## WHAT TO DO:
Copy out all lines that carry the word "fitting".
________
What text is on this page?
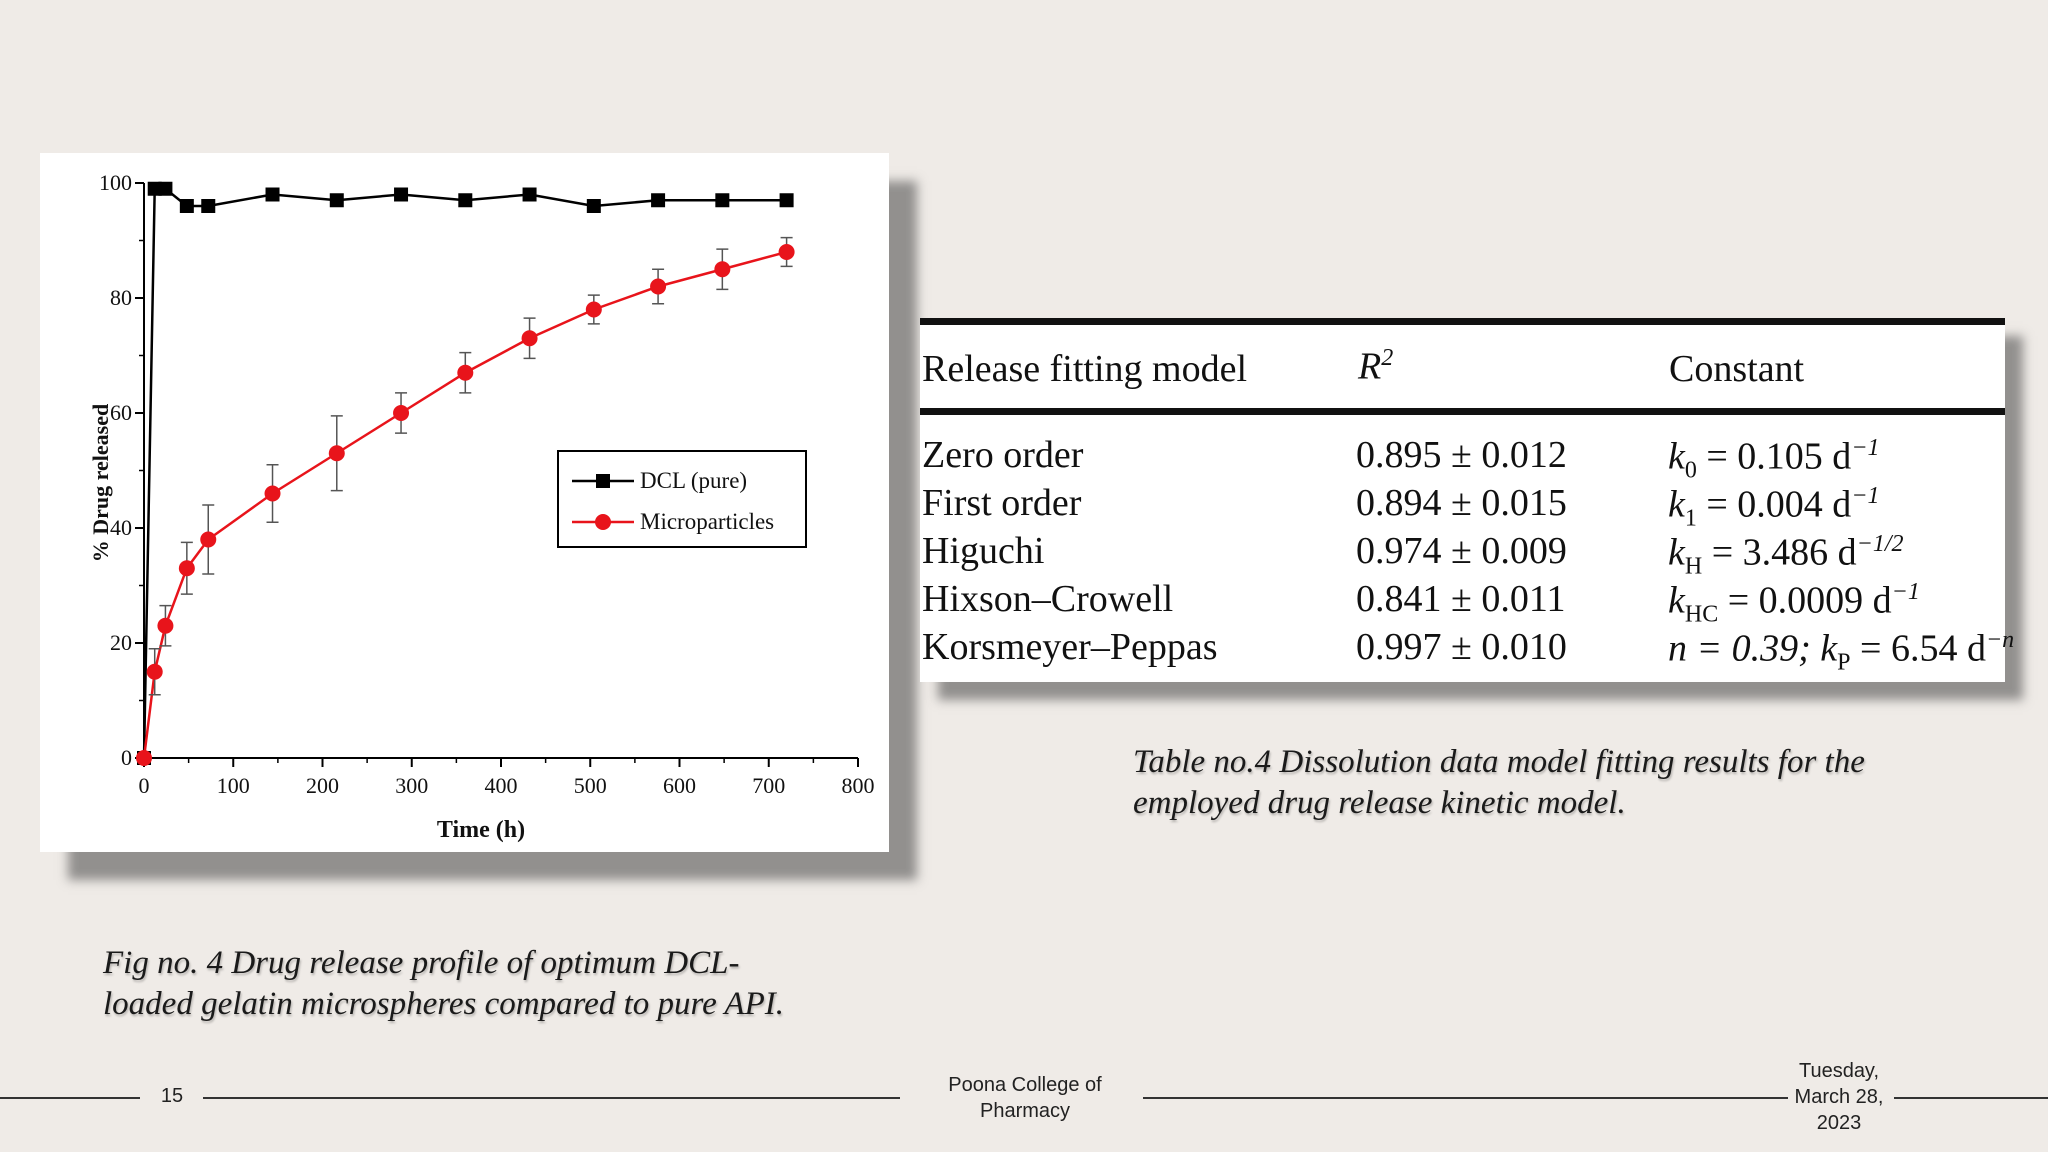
0	100	200	300	400	500	600	700	800
0
20
40
60
80
100
Time (h)
% Drug released	DCL (pure)
Microparticles
Fig no. 4 Drug release profile of optimum DCL-
loaded gelatin microspheres compared to pure API.
Release fitting model	$R^2$	Constant
Zero order	0.895 ± 0.012	$k_0 = 0.105$ $d^{-1}$
First order	0.894 ± 0.015	$k_1 = 0.004$ $d^{-1}$
Higuchi	0.974 ± 0.009	$k_H = 3.486$ $d^{-1/2}$
Hixson–Crowell	0.841 ± 0.011	$k_{HC} = 0.0009$ $d^{-1}$
Korsmeyer–Peppas	0.997 ± 0.010	n = 0.39; $k_P = 6.54$ $d^{-n}$
Table no.4 Dissolution data model fitting results for the
employed drug release kinetic model.
15	Poona College of
Pharmacy
Tuesday,
March 28,
2023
________
## ANSWER TO THE TASK:
Release fitting model	$R^2$	Constant
Table no.4 Dissolution data model fitting results for the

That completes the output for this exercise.